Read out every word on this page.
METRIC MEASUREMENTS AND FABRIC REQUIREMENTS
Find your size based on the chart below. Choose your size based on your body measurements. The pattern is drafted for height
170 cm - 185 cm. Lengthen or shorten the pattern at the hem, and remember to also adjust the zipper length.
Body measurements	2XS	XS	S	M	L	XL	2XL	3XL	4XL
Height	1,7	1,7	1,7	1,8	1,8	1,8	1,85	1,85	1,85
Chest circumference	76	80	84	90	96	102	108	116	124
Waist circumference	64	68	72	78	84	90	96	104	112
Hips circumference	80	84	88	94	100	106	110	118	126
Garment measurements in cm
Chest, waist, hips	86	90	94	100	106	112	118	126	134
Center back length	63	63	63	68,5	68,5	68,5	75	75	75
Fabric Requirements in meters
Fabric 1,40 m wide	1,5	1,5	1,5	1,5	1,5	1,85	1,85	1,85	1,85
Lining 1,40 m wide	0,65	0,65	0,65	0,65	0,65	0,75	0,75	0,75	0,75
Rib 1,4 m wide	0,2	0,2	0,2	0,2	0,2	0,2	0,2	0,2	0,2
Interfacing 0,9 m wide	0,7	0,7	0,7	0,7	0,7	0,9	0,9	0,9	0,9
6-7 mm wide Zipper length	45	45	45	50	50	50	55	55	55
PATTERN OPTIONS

-=-=-=-=-

[Task to complete]: Examine the records and pull out every line where the string "wide" occurs.

[The completed task]:
Fabric 1,40 m wide	1,5	1,5	1,5	1,5	1,5	1,85	1,85	1,85	1,85
Lining 1,40 m wide	0,65	0,65	0,65	0,65	0,65	0,75	0,75	0,75	0,75
Rib 1,4 m wide	0,2	0,2	0,2	0,2	0,2	0,2	0,2	0,2	0,2
Interfacing 0,9 m wide	0,7	0,7	0,7	0,7	0,7	0,9	0,9	0,9	0,9
6-7 mm wide Zipper length	45	45	45	50	50	50	55	55	55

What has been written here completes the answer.